Given instruction — Lines containing the word "name" are the ones to copy from the records below.

***** Data lines *****

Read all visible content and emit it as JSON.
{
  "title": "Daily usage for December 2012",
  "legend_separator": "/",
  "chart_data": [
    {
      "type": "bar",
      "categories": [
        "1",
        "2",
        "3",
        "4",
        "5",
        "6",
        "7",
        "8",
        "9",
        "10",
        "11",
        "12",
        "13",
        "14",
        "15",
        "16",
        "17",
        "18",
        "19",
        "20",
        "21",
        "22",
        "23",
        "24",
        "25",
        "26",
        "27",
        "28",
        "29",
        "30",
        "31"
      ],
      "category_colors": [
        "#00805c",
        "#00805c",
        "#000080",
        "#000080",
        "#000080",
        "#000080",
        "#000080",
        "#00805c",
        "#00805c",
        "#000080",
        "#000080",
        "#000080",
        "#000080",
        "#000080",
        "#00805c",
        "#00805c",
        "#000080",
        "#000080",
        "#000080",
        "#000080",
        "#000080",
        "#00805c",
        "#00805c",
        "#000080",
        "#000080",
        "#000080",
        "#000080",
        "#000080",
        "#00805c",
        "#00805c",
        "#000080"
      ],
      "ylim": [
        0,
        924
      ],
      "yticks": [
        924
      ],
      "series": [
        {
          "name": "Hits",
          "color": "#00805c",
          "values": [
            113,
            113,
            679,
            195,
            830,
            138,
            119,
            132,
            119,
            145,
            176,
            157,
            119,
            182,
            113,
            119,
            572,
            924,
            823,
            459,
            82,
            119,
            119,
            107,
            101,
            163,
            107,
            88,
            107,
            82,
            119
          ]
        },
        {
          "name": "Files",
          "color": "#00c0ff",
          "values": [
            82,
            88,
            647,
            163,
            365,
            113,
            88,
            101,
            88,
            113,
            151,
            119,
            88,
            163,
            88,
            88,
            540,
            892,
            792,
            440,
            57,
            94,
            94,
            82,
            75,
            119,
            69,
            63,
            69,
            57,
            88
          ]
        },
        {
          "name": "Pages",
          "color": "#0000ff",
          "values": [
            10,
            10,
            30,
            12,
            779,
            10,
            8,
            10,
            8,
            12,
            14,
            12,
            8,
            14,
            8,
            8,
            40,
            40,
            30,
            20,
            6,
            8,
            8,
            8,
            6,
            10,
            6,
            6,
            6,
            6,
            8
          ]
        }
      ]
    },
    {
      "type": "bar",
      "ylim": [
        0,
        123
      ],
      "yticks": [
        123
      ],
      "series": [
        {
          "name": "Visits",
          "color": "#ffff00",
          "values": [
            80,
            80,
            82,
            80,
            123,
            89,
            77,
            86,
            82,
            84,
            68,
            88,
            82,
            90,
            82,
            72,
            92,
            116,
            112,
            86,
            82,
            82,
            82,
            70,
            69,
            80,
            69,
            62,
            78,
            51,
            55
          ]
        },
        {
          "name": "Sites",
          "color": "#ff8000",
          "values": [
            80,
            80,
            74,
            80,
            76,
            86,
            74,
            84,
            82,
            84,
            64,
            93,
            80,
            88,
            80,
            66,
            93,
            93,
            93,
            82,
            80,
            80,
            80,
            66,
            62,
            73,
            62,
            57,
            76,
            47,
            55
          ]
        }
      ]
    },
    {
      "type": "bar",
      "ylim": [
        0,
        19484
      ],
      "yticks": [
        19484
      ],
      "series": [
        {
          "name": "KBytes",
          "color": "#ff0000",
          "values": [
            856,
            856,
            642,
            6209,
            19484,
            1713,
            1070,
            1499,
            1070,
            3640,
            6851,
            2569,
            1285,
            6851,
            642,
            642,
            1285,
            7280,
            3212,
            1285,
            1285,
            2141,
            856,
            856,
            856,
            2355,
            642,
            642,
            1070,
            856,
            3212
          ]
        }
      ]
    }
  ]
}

*****
***** Data lines *****

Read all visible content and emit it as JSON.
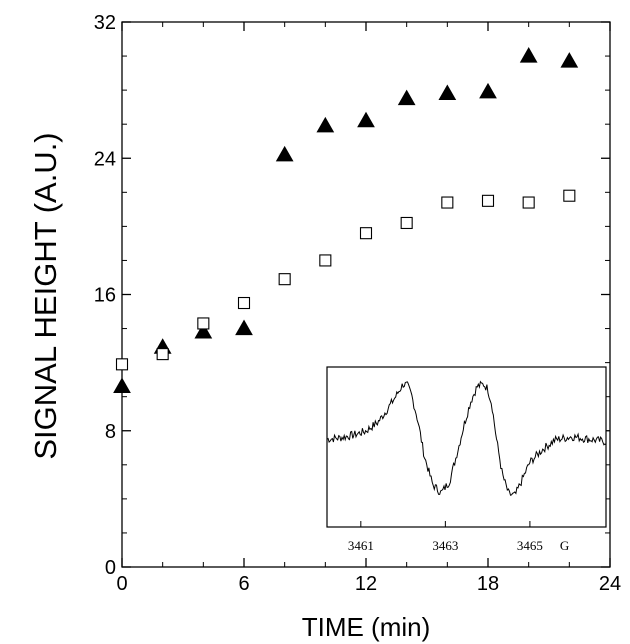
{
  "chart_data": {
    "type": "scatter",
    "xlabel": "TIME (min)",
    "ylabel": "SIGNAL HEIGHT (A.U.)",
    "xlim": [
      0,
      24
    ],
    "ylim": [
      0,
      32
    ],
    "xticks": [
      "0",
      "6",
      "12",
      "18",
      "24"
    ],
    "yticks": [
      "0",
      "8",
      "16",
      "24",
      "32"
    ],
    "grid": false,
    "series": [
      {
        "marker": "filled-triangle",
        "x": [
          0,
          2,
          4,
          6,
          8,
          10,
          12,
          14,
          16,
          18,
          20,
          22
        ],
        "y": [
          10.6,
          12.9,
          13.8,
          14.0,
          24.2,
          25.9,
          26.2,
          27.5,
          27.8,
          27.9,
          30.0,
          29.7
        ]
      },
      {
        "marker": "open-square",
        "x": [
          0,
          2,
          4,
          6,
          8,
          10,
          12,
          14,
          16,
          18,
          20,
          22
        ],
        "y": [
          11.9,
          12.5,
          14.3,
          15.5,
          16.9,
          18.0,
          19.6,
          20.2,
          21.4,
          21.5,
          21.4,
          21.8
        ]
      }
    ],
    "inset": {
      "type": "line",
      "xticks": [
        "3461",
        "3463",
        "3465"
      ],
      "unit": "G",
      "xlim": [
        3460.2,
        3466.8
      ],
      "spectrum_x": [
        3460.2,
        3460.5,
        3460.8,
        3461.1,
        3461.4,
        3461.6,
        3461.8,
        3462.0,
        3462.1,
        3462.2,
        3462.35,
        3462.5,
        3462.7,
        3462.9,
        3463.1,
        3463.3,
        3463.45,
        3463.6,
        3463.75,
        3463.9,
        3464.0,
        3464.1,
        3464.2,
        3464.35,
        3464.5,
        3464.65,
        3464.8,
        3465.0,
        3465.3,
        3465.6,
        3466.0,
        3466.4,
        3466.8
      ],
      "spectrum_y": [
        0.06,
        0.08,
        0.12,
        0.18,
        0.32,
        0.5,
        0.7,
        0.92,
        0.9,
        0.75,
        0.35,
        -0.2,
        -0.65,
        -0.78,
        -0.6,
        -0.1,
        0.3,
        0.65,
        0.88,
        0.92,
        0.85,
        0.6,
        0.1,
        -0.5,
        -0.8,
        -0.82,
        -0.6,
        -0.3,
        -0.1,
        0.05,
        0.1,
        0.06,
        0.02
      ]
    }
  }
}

*****

Written answer —
          "name": "Hits",
          "name": "Files",
          "name": "Pages",
          "name": "Visits",
          "name": "Sites",
          "name": "KBytes",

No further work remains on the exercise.